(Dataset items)
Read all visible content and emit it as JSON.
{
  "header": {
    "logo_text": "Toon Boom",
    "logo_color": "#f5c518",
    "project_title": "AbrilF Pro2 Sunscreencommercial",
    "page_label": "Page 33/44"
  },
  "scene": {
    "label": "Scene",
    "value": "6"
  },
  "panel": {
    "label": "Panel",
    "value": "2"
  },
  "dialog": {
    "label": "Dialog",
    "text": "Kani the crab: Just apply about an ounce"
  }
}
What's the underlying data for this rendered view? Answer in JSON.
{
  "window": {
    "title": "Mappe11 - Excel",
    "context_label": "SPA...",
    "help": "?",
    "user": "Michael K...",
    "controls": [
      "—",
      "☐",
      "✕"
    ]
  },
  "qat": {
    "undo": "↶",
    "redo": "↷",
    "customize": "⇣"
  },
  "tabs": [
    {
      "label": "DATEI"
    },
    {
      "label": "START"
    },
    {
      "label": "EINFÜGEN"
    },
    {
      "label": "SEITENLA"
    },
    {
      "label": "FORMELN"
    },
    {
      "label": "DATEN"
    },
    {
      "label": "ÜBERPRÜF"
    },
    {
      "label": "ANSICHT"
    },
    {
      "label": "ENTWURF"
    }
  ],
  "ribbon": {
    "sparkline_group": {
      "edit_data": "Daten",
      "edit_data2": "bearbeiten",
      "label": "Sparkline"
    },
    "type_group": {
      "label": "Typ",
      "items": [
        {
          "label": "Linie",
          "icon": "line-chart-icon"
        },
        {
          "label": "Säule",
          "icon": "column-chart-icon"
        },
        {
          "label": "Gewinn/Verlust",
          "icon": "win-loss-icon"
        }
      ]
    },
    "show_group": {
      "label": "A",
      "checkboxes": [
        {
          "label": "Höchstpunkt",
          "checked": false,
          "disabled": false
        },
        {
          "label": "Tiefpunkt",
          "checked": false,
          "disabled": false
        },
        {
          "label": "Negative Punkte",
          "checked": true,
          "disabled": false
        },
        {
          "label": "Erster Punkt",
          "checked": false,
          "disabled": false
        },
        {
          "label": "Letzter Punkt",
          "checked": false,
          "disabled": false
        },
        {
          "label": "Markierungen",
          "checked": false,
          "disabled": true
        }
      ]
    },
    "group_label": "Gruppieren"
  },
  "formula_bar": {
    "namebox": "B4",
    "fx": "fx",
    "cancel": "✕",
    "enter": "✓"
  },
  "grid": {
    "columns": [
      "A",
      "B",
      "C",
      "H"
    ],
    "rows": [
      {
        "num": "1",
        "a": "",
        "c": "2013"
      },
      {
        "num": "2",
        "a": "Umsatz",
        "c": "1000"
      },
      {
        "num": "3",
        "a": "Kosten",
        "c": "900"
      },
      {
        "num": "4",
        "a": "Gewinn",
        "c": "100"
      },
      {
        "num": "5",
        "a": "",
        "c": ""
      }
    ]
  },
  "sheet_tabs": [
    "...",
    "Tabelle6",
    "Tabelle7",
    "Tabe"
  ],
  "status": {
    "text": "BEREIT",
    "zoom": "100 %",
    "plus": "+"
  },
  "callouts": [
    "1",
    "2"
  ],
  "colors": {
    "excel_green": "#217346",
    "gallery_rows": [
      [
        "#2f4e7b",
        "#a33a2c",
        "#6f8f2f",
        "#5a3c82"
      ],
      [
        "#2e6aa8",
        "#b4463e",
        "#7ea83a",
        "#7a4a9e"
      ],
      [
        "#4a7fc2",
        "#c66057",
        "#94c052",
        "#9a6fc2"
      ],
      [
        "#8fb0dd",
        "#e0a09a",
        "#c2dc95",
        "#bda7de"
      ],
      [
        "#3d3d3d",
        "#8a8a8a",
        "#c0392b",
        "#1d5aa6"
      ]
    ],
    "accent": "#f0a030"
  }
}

**The request**: Among the lines of the material, find those that hold the word "JSON" and copy them.

**Result of the task**:
Read all visible content and emit it as JSON.
What's the underlying data for this rendered view? Answer in JSON.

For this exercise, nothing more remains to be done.